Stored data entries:
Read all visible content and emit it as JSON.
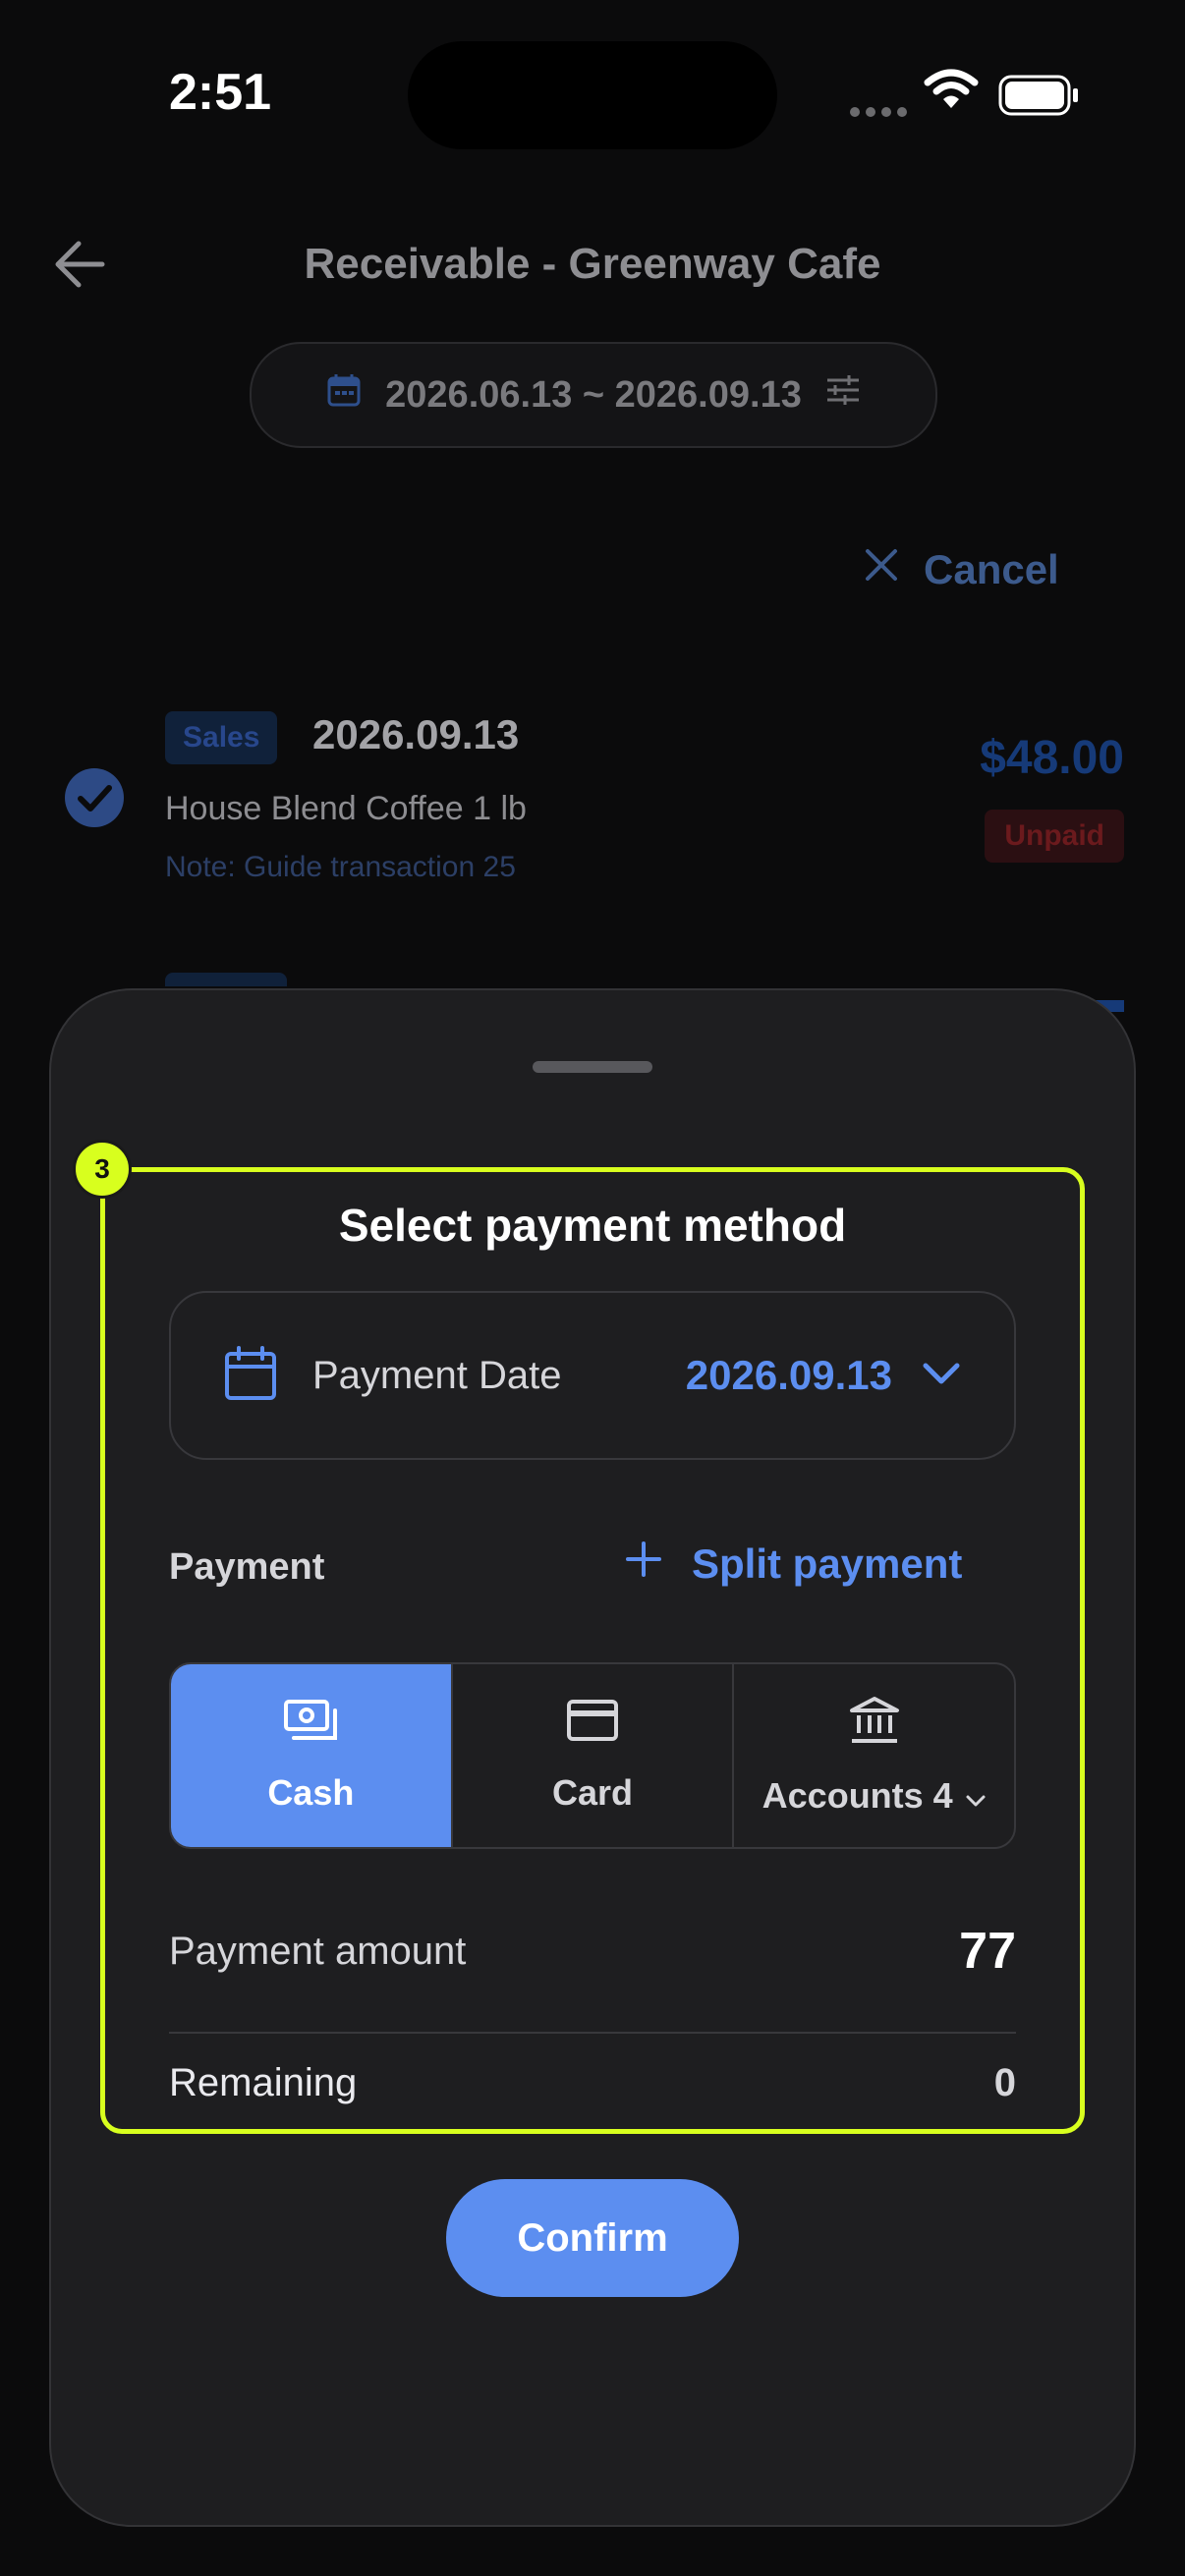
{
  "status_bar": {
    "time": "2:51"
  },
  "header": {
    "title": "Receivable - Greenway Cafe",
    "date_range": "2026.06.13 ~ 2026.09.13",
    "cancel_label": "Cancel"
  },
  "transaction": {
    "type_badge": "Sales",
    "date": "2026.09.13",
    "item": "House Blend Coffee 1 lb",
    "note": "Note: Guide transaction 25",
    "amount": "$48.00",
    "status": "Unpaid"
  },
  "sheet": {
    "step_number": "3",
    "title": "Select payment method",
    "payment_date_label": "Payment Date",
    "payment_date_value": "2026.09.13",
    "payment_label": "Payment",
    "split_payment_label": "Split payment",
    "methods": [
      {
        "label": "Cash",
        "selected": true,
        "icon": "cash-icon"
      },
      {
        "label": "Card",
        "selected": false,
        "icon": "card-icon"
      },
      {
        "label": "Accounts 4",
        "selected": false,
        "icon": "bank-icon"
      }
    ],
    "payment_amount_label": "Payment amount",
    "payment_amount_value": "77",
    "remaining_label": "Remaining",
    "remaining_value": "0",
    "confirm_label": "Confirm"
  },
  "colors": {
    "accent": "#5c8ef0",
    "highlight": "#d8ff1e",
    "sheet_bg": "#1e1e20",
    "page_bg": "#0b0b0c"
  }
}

## What is required
Repeat the material above word for word, please, apart from its images.

## Written response
Read all visible content and emit it as JSON.
{
  "status_bar": {
    "time": "2:51"
  },
  "header": {
    "title": "Receivable - Greenway Cafe",
    "date_range": "2026.06.13 ~ 2026.09.13",
    "cancel_label": "Cancel"
  },
  "transaction": {
    "type_badge": "Sales",
    "date": "2026.09.13",
    "item": "House Blend Coffee 1 lb",
    "note": "Note: Guide transaction 25",
    "amount": "$48.00",
    "status": "Unpaid"
  },
  "sheet": {
    "step_number": "3",
    "title": "Select payment method",
    "payment_date_label": "Payment Date",
    "payment_date_value": "2026.09.13",
    "payment_label": "Payment",
    "split_payment_label": "Split payment",
    "methods": [
      {
        "label": "Cash",
        "selected": true,
        "icon": "cash-icon"
      },
      {
        "label": "Card",
        "selected": false,
        "icon": "card-icon"
      },
      {
        "label": "Accounts 4",
        "selected": false,
        "icon": "bank-icon"
      }
    ],
    "payment_amount_label": "Payment amount",
    "payment_amount_value": "77",
    "remaining_label": "Remaining",
    "remaining_value": "0",
    "confirm_label": "Confirm"
  },
  "colors": {
    "accent": "#5c8ef0",
    "highlight": "#d8ff1e",
    "sheet_bg": "#1e1e20",
    "page_bg": "#0b0b0c"
  }
}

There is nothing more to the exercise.